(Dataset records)
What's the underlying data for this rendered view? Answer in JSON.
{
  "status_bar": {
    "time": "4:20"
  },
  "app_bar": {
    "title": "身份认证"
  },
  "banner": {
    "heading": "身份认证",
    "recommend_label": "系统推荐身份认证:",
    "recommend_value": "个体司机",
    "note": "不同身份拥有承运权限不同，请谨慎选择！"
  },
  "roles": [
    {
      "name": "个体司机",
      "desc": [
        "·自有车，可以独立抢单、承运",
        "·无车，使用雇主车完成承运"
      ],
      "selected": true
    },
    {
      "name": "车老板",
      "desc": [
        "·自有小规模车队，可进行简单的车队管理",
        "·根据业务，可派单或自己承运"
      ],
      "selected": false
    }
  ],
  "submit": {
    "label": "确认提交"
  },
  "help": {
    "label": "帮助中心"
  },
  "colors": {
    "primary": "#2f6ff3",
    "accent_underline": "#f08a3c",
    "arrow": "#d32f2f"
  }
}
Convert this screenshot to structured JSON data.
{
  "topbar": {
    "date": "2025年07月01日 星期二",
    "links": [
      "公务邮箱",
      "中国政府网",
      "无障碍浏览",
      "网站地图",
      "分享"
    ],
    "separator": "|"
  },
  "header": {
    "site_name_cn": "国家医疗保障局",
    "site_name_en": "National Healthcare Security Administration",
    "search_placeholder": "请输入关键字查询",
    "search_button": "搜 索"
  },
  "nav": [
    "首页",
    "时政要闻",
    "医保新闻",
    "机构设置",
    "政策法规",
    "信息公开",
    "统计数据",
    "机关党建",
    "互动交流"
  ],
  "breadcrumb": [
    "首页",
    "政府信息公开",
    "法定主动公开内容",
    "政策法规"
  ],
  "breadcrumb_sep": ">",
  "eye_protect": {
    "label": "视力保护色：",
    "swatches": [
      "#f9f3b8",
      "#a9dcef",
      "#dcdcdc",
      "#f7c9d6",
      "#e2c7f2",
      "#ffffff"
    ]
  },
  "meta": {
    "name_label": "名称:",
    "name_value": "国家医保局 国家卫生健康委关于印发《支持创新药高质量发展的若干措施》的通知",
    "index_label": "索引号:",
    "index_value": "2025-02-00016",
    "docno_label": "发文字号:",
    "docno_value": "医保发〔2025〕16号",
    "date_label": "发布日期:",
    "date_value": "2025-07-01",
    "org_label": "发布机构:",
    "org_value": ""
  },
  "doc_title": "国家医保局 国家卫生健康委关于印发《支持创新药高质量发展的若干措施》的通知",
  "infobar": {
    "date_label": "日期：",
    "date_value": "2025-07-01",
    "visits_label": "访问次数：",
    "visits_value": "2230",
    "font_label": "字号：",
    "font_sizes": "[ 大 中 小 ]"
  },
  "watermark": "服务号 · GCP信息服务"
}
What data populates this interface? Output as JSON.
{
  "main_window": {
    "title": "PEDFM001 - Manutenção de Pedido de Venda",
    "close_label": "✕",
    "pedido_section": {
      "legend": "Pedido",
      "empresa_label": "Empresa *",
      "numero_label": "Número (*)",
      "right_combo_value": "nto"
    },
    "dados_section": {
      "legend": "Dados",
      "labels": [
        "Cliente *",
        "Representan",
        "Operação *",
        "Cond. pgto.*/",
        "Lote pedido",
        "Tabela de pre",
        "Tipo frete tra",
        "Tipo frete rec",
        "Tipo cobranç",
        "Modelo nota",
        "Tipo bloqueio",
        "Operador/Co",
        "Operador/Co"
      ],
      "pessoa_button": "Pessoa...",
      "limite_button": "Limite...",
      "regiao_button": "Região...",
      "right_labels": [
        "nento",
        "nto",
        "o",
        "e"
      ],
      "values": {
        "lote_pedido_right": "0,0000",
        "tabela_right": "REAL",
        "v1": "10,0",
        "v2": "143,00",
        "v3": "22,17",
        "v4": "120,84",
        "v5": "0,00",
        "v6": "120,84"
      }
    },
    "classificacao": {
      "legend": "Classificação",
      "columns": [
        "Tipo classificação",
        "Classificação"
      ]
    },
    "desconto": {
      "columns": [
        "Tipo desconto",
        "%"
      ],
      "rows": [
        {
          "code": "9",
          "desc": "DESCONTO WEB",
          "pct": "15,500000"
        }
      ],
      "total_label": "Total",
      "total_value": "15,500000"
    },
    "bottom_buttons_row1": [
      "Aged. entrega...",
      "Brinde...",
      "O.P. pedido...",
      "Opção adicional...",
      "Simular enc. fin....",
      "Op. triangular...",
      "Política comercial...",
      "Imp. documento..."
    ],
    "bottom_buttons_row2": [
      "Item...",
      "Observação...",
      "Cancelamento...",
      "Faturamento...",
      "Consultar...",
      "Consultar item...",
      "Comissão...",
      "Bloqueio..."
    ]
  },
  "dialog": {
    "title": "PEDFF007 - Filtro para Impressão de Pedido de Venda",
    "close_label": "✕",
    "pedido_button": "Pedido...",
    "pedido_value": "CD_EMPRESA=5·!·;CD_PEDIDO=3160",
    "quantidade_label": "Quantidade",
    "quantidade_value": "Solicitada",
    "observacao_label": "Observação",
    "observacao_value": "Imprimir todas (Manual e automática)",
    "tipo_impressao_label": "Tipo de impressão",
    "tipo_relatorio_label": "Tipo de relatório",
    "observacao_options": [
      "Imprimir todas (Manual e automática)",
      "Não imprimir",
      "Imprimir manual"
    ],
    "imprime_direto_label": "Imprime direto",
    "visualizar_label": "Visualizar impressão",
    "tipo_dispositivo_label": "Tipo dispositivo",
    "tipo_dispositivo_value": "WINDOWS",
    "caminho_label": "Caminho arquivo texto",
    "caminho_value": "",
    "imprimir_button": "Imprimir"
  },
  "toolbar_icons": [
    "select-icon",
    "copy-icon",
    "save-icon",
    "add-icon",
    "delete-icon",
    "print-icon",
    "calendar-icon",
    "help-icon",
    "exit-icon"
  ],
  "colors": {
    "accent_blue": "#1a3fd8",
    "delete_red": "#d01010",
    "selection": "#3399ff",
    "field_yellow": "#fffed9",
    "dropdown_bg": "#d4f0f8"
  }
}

▶ _Task objective_
Note each line of the entries that has "this" in it, and copy those lines.

▶ _Exercise result_
What's the underlying data for this rendered view? Answer in JSON.
Convert this screenshot to structured JSON data.
What data populates this interface? Output as JSON.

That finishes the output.